> _PROBLEM DESCRIPTION_
Would you return all of this data exactly, leaving nothing out?

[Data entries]
☆ ☆ ☆

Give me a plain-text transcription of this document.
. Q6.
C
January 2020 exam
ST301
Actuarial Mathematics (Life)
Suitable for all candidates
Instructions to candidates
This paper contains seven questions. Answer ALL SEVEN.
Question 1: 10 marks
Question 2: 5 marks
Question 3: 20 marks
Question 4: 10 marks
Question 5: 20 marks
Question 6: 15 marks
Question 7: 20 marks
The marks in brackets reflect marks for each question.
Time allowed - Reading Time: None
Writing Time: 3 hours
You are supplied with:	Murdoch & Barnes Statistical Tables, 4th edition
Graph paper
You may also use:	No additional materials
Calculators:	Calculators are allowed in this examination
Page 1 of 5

☆ ☆ ☆

> _COMPLETE RESPONSE_
Give me a plain-text transcription of this document.
. Q6.
C
January 2020 exam
ST301
Actuarial Mathematics (Life)
Suitable for all candidates
Instructions to candidates
This paper contains seven questions. Answer ALL SEVEN.
Question 1: 10 marks
Question 2: 5 marks
Question 3: 20 marks
Question 4: 10 marks
Question 5: 20 marks
Question 6: 15 marks
Question 7: 20 marks
The marks in brackets reflect marks for each question.
Time allowed - Reading Time: None
Writing Time: 3 hours
You are supplied with:	Murdoch & Barnes Statistical Tables, 4th edition
Graph paper
You may also use:	No additional materials
Calculators:	Calculators are allowed in this examination
Page 1 of 5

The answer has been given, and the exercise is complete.